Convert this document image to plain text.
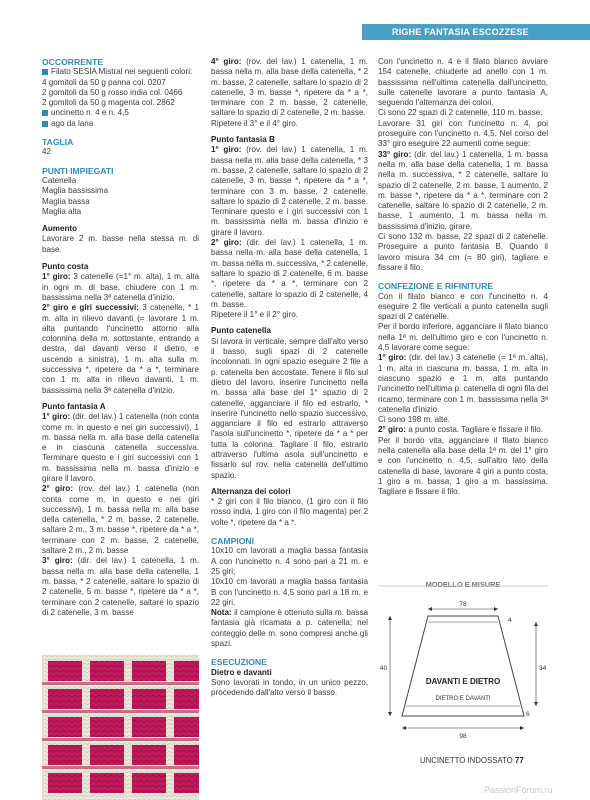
RIGHE FANTASIA ESCOZZESE
OCCORRENTE

Filato SESIA Mistral nei seguenti colori:

4 gomitoli da 50 g panna col. 0207

2 gomitoli da 50 g rosso india col. 0466

2 gomitoli da 50 g magenta col. 2862

uncinetto n. 4 e n. 4,5

ago da lana

TAGLIA

42

PUNTI IMPIEGATI

Catenella

Maglia bassissima

Maglia bassa

Maglia alta

Aumento

Lavorare 2 m. basse nella stessa m. di base.

Punto costa

1° giro: 3 catenelle (=1° m. alta), 1 m. alta in ogni m. di base, chiudere con 1 m. bassissima nella 3ª catenella d'inizio.

2° giro e giri successivi: 3 catenelle, * 1 m. alta in rilievo davanti (= lavorare 1 m. alta puntando l'uncinetto attorno alla colonnina della m. sottostante, entrando a destra, dal davanti verso il dietro, e uscendo a sinistra), 1 m. alta sulla m. successiva *, ripetere da * a *, terminare con 1 m. alta in rilievo davanti, 1 m. bassissima nella 3ª catenella d'inizio.

Punto fantasia A

1° giro: (dir. del lav.) 1 catenella (non conta come m. in questo e nei giri successivi), 1 m. bassa nella m. alla base della catenella e in ciascuna catenella successiva. Terminare questo e i giri successivi con 1 m. bassissima nella m. bassa d'inizio e girare il lavoro.

2° giro: (rov. del lav.) 1 catenella (non conta come m. in questo e nei giri successivi), 1 m. bassa nella m. alla base della catenella, * 2 m. basse, 2 catenelle, saltare 2 m., 3 m. basse *, ripetere da * a *, terminare con 2 m. basse, 2 catenelle, saltare 2 m., 2 m. basse

3° giro: (dir. del lav.) 1 catenella, 1 m. bassa nella m. alla base della catenella, 1 m. bassa, * 2 catenelle, saltare lo spazio di 2 catenelle, 5 m. basse *, ripetere da * a *, terminare con 2 catenelle, saltare lo spazio di 2 catenelle, 3 m. basse

4° giro: (rov. del lav.) 1 catenella, 1 m. bassa nella m. alla base della catenella, * 2 m. basse, 2 catenelle, saltare lo spazio di 2 catenelle, 3 m. basse *, ripetere da * a *, terminare con 2 m. basse, 2 catenelle, saltare lo spazio di 2 catenelle, 2 m. basse.

Ripetere il 3° e il 4° giro.

Punto fantasia B

1° giro: (rov. del lav.) 1 catenella, 1 m. bassa nella m. alla base della catenella, * 3 m. basse, 2 catenelle, saltare lo spazio di 2 catenelle, 3 m. basse *, ripetere da * a *, terminare con 3 m. basse, 2 catenelle, saltare lo spazio di 2 catenelle, 2 m. basse. Terminare questo e i giri successivi con 1 m. bassissima nella m. bassa d'inizio e girare il lavoro.

2° giro: (dir. del lav.) 1 catenella, 1 m. bassa nella m. alla base della catenella, 1 m. bassa nella m. successiva, * 2 catenelle, saltare lo spazio di 2 catenelle, 6 m. basse *, ripetere da * a *, terminare con 2 catenelle, saltare lo spazio di 2 catenelle, 4 m. basse.

Ripetere il 1° e il 2° giro.

Punto catenella

Si lavora in verticale, sempre dall'alto verso il basso, sugli spazi di 2 catenelle incolonnati. In ogni spazio eseguire 2 file a p. catenella ben accostate. Tenere il filo sul dietro del lavoro, inserire l'uncinetto nella m. bassa alla base del 1° spazio di 2 catenelle, agganciare il filo ed estrarlo, * inserire l'uncinetto nello spazio successivo, agganciare il filo ed estrarlo attraverso l'asola sull'uncinetto *, ripetere da * a * per tutta la colonna. Tagliare il filo, estrarlo attraverso l'ultima asola sull'uncinetto e fissarlo sul rov. nella catenella dell'ultimo spazio.

Alternanza dei colori

* 2 giri con il filo bianco, (1 giro con il filo rosso india, 1 giro con il filo magenta) per 2 volte *, ripetere da * a *.

CAMPIONI

10x10 cm lavorati a maglia bassa fantasia A con l'uncinetto n. 4 sono pari a 21 m. e 25 giri;

10x10 cm lavorati a maglia bassa fantasia B con l'uncinetto n. 4,5 sono pari a 18 m. e 22 giri.

Nota: il campione è ottenuto sulla m. bassa fantasia già ricamata a p. catenella; nel conteggio delle m. sono compresi anche gli spazi.

ESECUZIONE
Dietro e davanti

Sono lavorati in tondo, in un unico pezzo, procedendo dall'alto verso il basso.

Con l'uncinetto n. 4 e il filato bianco avviare 154 catenelle, chiuderle ad anello con 1 m. bassissima nell'ultima catenella dall'uncinetto, sulle catenelle lavorare a punto fantasia A, seguendo l'alternanza dei colori.

Ci sono 22 spazi di 2 catenelle, 110 m. basse.

Lavorare 31 giri con l'uncinetto n. 4, poi proseguire con l'uncinetto n. 4,5. Nel corso del 33° giro eseguire 22 aumenti come segue:

33° giro: (dir. del lav.) 1 catenella, 1 m. bassa nella m. alla base della catenella, 1 m. bassa nella m. successiva, * 2 catenelle, saltare lo spazio di 2 catenelle, 2 m. basse, 1 aumento, 2 m. basse *, ripetere da * a *, terminare con 2 catenelle, saltare lo spazio di 2 catenelle, 2 m. basse, 1 aumento, 1 m. bassa nella m. bassissima d'inizio, girare.

Ci sono 132 m. basse, 22 spazi di 2 catenelle. Proseguire a punto fantasia B. Quando il lavoro misura 34 cm (= 80 giri), tagliare e fissare il filo.

CONFEZIONE E RIFINITURE

Con il filato bianco e con l'uncinetto n. 4 eseguire 2 file verticali a punto catenella sugli spazi di 2 catenelle.

Per il bordo inferiore, agganciare il filato bianco nella 1ª m. dell'ultimo giro e con l'uncinetto n. 4,5 lavorare come segue:

1° giro: (dir. del lav.) 3 catenelle (= 1ª m. alta), 1 m. alta in ciascuna m. bassa, 1 m. alta in ciascuno spazio e 1 m. alta puntando l'uncinetto nell'ultima p. catenella di ogni fila del ricamo, terminare con 1 m. bassissima nella 3ª catenella d'inizio.

Ci sono 198 m. alte.

2° giro: a punto costa. Tagliare e fissare il filo.

Per il bordo vita, agganciare il filato bianco nella catenella alla base della 1ª m. del 1° giro e con l'uncinetto n. 4,5, sull'altro lato della catenella di base, lavorare 4 giri a punto costa, 1 giro a m. bassa, 1 giro a m. bassissima. Tagliare e fissare il filo.

MODELLO E MISURE
78
4
40	34
6
98
DAVANTI E DIETRO
DIETRO E DAVANTI
UNCINETTO INDOSSATO 77
PassionForum.ru
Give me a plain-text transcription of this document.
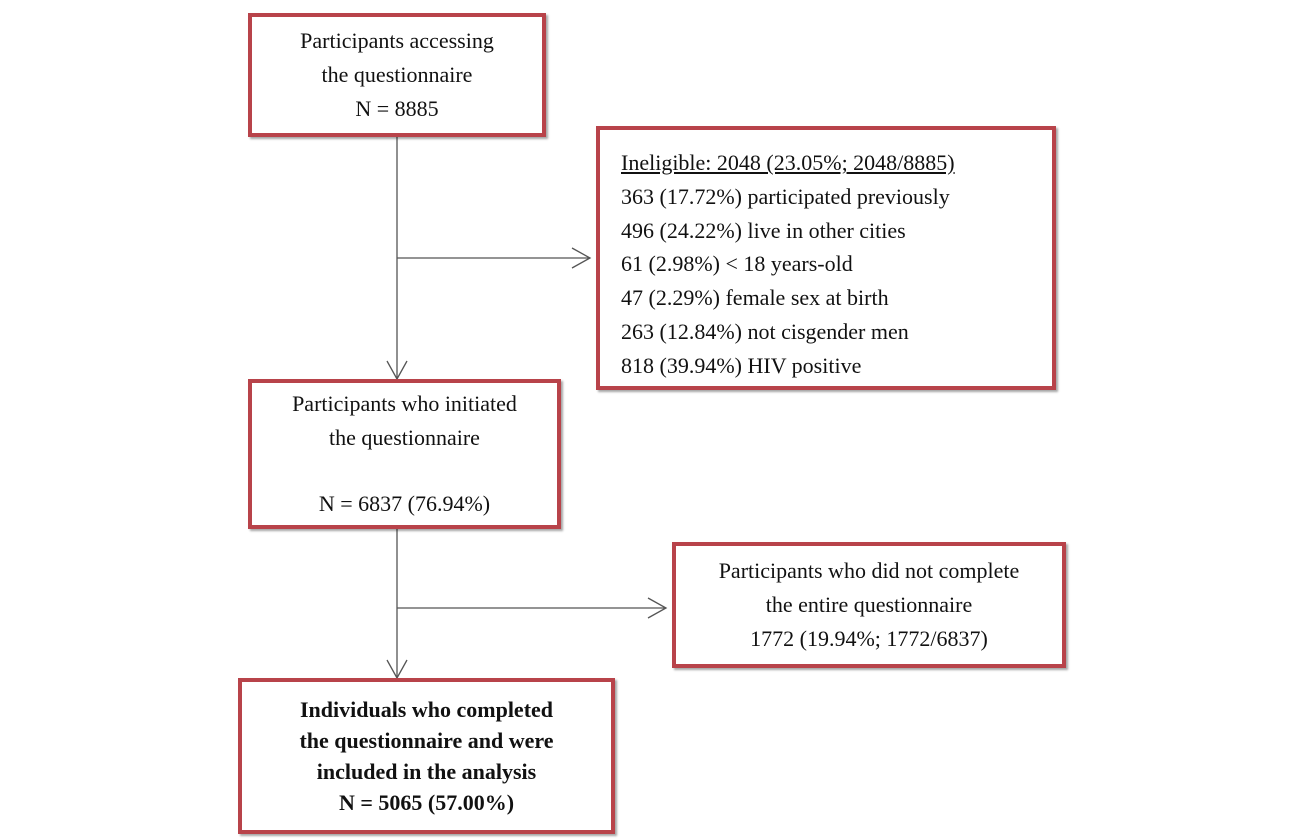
Participants accessing
the questionnaire
N = 8885
Ineligible: 2048 (23.05%; 2048/8885)
363 (17.72%) participated previously
496 (24.22%) live in other cities
61 (2.98%) < 18 years-old
47 (2.29%) female sex at birth
263 (12.84%) not cisgender men
818 (39.94%) HIV positive
Participants who initiated
the questionnaire
N = 6837 (76.94%)
Participants who did not complete
the entire questionnaire
1772 (19.94%; 1772/6837)
Individuals who completed
the questionnaire and were
included in the analysis
N = 5065 (57.00%)
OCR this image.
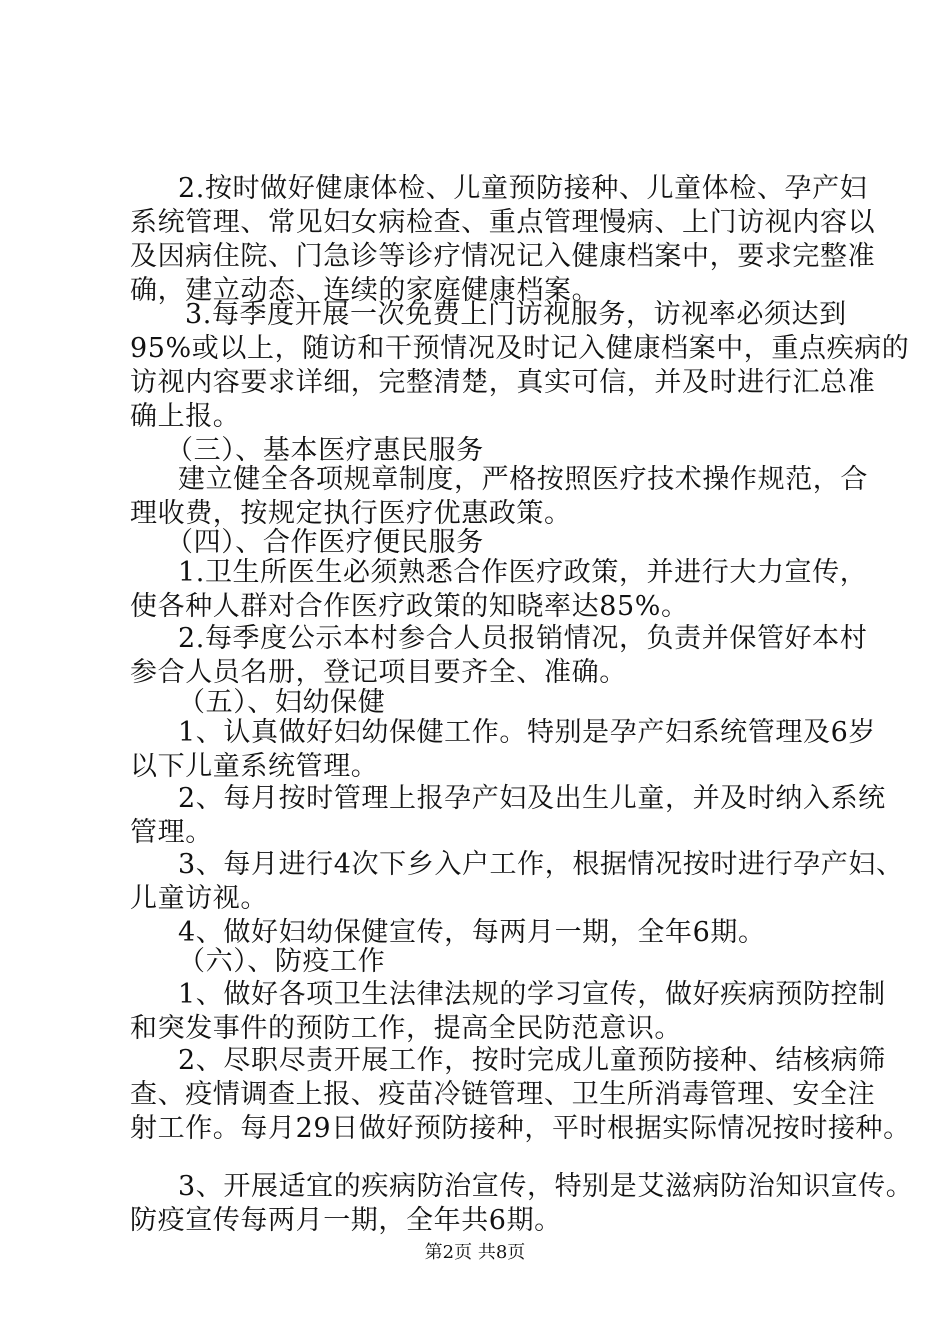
2.按时做好健康体检、儿童预防接种、儿童体检、孕产妇
系统管理、常见妇女病检查、重点管理慢病、上门访视内容以
及因病住院、门急诊等诊疗情况记入健康档案中，要求完整准
确，建立动态、连续的家庭健康档案。
3.每季度开展一次免费上门访视服务，访视率必须达到
95%或以上，随访和干预情况及时记入健康档案中，重点疾病的
访视内容要求详细，完整清楚，真实可信，并及时进行汇总准
确上报。
（三）、基本医疗惠民服务
建立健全各项规章制度，严格按照医疗技术操作规范，合
理收费，按规定执行医疗优惠政策。
（四）、合作医疗便民服务
1.卫生所医生必须熟悉合作医疗政策，并进行大力宣传，
使各种人群对合作医疗政策的知晓率达85%。
2.每季度公示本村参合人员报销情况，负责并保管好本村
参合人员名册，登记项目要齐全、准确。
（五）、妇幼保健
1、认真做好妇幼保健工作。特别是孕产妇系统管理及6岁
以下儿童系统管理。
2、每月按时管理上报孕产妇及出生儿童，并及时纳入系统
管理。
3、每月进行4次下乡入户工作，根据情况按时进行孕产妇、
儿童访视。
4、做好妇幼保健宣传，每两月一期，全年6期。
（六）、防疫工作
1、做好各项卫生法律法规的学习宣传，做好疾病预防控制
和突发事件的预防工作，提高全民防范意识。
2、尽职尽责开展工作，按时完成儿童预防接种、结核病筛
查、疫情调查上报、疫苗冷链管理、卫生所消毒管理、安全注
射工作。每月29日做好预防接种，平时根据实际情况按时接种。
3、开展适宜的疾病防治宣传，特别是艾滋病防治知识宣传。
防疫宣传每两月一期，全年共6期。
第2页 共8页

* _TASK TO COMPLETE_
Collect every line from the records above that contains the word "image".

* _WRITTEN REPLY_
Convert this document image to plain text.
OCR this image.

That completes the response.